[Start of Data excerpts]

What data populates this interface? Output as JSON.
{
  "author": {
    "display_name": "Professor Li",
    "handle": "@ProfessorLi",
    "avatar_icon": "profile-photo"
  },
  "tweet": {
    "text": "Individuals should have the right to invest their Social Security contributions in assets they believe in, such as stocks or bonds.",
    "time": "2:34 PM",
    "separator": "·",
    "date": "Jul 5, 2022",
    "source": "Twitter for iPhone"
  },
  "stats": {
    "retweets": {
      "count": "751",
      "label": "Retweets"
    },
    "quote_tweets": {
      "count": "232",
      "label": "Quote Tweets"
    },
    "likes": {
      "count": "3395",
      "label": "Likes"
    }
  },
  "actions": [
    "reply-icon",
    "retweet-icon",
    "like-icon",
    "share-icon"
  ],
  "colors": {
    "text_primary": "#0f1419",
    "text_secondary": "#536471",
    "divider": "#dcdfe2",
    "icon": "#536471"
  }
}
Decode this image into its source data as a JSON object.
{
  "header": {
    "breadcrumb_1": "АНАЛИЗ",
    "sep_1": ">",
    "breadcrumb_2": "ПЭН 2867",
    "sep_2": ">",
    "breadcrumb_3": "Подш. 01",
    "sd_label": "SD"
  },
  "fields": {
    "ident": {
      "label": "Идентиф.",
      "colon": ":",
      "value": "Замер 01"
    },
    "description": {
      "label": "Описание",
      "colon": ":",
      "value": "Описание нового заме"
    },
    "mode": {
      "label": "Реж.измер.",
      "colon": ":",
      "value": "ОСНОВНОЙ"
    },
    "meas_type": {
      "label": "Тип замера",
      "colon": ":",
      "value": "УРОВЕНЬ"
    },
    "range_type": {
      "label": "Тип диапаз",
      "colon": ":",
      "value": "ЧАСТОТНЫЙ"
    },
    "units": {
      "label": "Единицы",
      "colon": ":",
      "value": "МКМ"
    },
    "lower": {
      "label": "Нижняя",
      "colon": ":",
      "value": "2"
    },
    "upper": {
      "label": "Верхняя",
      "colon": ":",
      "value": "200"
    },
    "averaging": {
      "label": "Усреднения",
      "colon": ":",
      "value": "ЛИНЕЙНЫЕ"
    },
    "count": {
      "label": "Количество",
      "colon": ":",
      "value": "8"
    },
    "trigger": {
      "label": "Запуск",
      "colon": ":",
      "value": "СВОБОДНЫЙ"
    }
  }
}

[End of Data excerpts]

Transcribe the entire listing above precisely.

What data populates this interface? Output as JSON.
{
  "author": {
    "display_name": "Professor Li",
    "handle": "@ProfessorLi",
    "avatar_icon": "profile-photo"
  },
  "tweet": {
    "text": "Individuals should have the right to invest their Social Security contributions in assets they believe in, such as stocks or bonds.",
    "time": "2:34 PM",
    "separator": "·",
    "date": "Jul 5, 2022",
    "source": "Twitter for iPhone"
  },
  "stats": {
    "retweets": {
      "count": "751",
      "label": "Retweets"
    },
    "quote_tweets": {
      "count": "232",
      "label": "Quote Tweets"
    },
    "likes": {
      "count": "3395",
      "label": "Likes"
    }
  },
  "actions": [
    "reply-icon",
    "retweet-icon",
    "like-icon",
    "share-icon"
  ],
  "colors": {
    "text_primary": "#0f1419",
    "text_secondary": "#536471",
    "divider": "#dcdfe2",
    "icon": "#536471"
  }
}
Decode this image into its source data as a JSON object.
{
  "header": {
    "breadcrumb_1": "АНАЛИЗ",
    "sep_1": ">",
    "breadcrumb_2": "ПЭН 2867",
    "sep_2": ">",
    "breadcrumb_3": "Подш. 01",
    "sd_label": "SD"
  },
  "fields": {
    "ident": {
      "label": "Идентиф.",
      "colon": ":",
      "value": "Замер 01"
    },
    "description": {
      "label": "Описание",
      "colon": ":",
      "value": "Описание нового заме"
    },
    "mode": {
      "label": "Реж.измер.",
      "colon": ":",
      "value": "ОСНОВНОЙ"
    },
    "meas_type": {
      "label": "Тип замера",
      "colon": ":",
      "value": "УРОВЕНЬ"
    },
    "range_type": {
      "label": "Тип диапаз",
      "colon": ":",
      "value": "ЧАСТОТНЫЙ"
    },
    "units": {
      "label": "Единицы",
      "colon": ":",
      "value": "МКМ"
    },
    "lower": {
      "label": "Нижняя",
      "colon": ":",
      "value": "2"
    },
    "upper": {
      "label": "Верхняя",
      "colon": ":",
      "value": "200"
    },
    "averaging": {
      "label": "Усреднения",
      "colon": ":",
      "value": "ЛИНЕЙНЫЕ"
    },
    "count": {
      "label": "Количество",
      "colon": ":",
      "value": "8"
    },
    "trigger": {
      "label": "Запуск",
      "colon": ":",
      "value": "СВОБОДНЫЙ"
    }
  }
}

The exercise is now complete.